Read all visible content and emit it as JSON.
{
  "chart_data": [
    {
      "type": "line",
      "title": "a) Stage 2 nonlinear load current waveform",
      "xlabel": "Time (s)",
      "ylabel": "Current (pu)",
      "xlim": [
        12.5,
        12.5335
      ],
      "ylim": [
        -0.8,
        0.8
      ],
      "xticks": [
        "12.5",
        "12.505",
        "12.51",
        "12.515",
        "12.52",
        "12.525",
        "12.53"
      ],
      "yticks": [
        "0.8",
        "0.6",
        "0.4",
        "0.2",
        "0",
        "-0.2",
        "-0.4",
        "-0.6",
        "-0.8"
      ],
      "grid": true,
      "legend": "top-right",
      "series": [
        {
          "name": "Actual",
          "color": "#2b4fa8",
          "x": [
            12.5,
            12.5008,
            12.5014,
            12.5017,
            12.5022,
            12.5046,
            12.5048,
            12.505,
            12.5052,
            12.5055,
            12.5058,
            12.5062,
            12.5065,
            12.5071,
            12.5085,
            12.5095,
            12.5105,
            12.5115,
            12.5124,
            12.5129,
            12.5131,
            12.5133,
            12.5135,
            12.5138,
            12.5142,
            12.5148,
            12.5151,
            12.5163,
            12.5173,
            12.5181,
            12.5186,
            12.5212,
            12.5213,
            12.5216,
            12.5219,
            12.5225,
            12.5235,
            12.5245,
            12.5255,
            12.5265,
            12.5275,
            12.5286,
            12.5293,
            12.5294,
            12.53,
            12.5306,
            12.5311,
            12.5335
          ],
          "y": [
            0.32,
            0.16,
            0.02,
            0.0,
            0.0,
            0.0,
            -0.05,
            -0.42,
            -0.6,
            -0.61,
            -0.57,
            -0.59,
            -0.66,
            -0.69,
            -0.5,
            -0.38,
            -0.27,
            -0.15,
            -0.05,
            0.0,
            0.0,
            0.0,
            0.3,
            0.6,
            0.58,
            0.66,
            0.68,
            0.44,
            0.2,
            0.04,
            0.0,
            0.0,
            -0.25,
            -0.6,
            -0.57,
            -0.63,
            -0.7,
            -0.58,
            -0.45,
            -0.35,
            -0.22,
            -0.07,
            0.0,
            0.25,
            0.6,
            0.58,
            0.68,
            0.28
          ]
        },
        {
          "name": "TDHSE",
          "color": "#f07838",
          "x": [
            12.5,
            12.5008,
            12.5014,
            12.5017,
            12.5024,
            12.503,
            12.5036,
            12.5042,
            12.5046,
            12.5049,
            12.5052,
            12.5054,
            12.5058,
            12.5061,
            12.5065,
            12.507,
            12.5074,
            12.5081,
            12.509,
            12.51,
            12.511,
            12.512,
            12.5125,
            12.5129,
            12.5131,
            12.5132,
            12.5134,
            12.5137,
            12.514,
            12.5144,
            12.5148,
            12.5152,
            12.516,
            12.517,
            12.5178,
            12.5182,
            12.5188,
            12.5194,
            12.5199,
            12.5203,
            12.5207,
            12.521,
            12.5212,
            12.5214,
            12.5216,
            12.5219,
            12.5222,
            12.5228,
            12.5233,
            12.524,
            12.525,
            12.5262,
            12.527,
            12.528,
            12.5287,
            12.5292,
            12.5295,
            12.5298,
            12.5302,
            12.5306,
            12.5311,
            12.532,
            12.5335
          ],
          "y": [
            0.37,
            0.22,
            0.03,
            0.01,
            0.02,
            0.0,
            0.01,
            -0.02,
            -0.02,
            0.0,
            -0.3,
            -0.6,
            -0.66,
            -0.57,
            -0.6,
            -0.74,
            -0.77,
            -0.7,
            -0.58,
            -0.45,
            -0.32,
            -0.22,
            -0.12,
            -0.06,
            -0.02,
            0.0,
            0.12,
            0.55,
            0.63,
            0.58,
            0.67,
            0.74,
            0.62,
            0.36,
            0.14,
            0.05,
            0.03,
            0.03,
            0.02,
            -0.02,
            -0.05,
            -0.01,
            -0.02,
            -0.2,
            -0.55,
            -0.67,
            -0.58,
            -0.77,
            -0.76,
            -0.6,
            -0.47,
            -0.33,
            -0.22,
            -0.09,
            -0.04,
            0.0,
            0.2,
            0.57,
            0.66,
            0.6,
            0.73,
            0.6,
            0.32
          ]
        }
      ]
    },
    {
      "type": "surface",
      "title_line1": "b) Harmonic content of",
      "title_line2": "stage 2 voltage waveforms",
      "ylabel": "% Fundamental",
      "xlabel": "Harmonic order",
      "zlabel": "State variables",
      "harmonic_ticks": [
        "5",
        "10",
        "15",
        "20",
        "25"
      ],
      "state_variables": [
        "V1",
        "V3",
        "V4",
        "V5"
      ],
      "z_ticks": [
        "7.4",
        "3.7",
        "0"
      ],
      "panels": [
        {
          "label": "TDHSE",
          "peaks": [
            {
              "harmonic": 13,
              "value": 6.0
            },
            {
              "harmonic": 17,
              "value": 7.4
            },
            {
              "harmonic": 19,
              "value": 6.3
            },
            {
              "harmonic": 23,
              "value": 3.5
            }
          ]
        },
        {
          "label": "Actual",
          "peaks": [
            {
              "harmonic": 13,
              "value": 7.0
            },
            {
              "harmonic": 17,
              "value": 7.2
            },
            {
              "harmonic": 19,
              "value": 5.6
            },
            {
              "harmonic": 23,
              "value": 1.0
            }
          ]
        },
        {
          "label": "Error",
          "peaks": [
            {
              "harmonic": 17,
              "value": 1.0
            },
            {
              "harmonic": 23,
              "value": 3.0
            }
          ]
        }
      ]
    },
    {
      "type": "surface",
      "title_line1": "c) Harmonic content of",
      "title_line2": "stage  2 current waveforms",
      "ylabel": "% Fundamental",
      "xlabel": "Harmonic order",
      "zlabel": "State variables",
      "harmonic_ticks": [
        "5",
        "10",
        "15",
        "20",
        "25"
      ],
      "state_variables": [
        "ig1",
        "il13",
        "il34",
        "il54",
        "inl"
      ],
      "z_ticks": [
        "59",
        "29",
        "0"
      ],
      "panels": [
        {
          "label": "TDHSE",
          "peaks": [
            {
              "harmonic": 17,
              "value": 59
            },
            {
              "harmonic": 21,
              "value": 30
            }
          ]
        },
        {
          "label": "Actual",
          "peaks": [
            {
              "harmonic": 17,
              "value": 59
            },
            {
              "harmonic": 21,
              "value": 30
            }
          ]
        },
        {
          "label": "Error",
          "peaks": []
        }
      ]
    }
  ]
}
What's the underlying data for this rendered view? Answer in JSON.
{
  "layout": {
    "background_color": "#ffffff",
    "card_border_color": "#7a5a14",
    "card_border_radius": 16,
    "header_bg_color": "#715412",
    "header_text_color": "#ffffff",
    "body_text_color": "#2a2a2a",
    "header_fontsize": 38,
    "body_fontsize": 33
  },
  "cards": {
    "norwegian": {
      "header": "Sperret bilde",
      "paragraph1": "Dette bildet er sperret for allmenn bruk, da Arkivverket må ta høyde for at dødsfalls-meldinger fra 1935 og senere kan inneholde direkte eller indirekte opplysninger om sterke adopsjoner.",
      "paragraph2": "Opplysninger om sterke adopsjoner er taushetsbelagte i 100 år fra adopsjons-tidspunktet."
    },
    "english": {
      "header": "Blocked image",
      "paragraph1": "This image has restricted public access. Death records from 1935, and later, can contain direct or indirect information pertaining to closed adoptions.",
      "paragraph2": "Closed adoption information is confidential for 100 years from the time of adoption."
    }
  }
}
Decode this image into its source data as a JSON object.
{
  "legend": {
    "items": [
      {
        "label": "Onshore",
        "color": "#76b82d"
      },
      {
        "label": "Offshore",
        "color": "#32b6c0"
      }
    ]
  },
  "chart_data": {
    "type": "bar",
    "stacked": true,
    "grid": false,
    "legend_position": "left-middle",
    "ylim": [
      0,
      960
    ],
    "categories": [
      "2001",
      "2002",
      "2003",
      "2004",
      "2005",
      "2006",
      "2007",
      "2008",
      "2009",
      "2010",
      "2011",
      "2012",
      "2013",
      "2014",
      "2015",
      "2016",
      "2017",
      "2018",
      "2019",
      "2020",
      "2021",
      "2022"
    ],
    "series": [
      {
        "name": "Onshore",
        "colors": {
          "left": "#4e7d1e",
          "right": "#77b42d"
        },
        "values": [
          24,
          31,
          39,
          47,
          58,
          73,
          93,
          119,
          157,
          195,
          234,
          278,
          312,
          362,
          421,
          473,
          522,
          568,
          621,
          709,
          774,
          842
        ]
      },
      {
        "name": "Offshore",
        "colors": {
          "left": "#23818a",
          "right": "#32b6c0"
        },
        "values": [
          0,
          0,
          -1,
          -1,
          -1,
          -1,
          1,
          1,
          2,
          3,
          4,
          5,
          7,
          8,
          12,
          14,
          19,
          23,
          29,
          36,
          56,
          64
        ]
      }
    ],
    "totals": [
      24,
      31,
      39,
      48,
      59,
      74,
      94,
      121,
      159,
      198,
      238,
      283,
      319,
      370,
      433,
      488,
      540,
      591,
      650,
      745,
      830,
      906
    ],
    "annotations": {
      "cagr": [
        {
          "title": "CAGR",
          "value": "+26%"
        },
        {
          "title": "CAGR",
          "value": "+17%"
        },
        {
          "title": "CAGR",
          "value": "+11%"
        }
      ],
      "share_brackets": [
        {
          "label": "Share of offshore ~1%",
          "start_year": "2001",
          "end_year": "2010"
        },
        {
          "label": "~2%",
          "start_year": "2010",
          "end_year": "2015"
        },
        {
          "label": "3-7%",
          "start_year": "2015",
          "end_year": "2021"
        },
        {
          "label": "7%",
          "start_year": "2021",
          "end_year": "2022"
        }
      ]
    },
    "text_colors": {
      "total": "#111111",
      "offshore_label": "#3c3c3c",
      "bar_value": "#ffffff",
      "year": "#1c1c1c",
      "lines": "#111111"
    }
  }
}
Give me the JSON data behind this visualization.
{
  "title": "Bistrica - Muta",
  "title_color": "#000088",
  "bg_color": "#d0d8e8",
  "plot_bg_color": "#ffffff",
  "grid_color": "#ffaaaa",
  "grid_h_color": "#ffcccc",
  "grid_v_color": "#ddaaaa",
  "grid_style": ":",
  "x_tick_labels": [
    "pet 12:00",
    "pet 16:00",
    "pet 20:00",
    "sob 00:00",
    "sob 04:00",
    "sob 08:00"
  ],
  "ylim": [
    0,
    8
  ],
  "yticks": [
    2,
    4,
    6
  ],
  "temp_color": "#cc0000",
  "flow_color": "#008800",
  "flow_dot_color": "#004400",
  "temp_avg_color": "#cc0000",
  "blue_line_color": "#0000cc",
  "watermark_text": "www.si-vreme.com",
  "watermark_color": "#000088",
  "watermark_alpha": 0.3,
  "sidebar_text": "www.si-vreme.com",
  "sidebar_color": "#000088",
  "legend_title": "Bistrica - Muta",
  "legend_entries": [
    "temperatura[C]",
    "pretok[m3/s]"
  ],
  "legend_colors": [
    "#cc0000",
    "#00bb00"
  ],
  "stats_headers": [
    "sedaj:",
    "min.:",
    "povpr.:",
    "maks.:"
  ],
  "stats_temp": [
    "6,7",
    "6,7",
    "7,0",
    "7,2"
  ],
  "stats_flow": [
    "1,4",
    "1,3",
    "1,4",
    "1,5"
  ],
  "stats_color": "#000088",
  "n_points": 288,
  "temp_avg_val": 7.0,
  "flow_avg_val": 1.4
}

▸ What is required: Track down every line of the material containing the string "right", and copy it.

▸ Exercise result:
      "legend": "top-right",
          "right": "#77b42d"
          "right": "#32b6c0"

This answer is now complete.